● What is required: Pull out every line in the data that has the string "Košice" in it.

● Input for this task:
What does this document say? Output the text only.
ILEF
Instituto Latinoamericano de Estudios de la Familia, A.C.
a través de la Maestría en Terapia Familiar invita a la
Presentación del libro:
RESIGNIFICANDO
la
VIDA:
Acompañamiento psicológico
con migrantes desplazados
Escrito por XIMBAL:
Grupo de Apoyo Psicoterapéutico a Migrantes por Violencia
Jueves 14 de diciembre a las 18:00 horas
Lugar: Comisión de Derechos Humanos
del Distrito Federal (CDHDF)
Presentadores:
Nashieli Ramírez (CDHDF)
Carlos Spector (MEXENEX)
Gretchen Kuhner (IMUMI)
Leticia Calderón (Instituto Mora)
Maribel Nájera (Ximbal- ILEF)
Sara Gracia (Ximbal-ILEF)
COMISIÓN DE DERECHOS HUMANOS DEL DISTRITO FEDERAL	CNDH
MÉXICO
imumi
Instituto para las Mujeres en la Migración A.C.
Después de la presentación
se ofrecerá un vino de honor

==

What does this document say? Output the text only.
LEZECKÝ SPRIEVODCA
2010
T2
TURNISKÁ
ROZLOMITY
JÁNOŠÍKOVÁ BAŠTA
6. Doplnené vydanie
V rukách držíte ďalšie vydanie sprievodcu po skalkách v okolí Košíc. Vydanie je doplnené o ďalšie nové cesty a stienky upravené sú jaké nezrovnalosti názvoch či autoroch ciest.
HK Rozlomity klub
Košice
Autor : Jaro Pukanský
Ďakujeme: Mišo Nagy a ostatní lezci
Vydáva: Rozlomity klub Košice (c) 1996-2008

● Output for this exercise:
Košice
Vydáva: Rozlomity klub Košice (c) 1996-2008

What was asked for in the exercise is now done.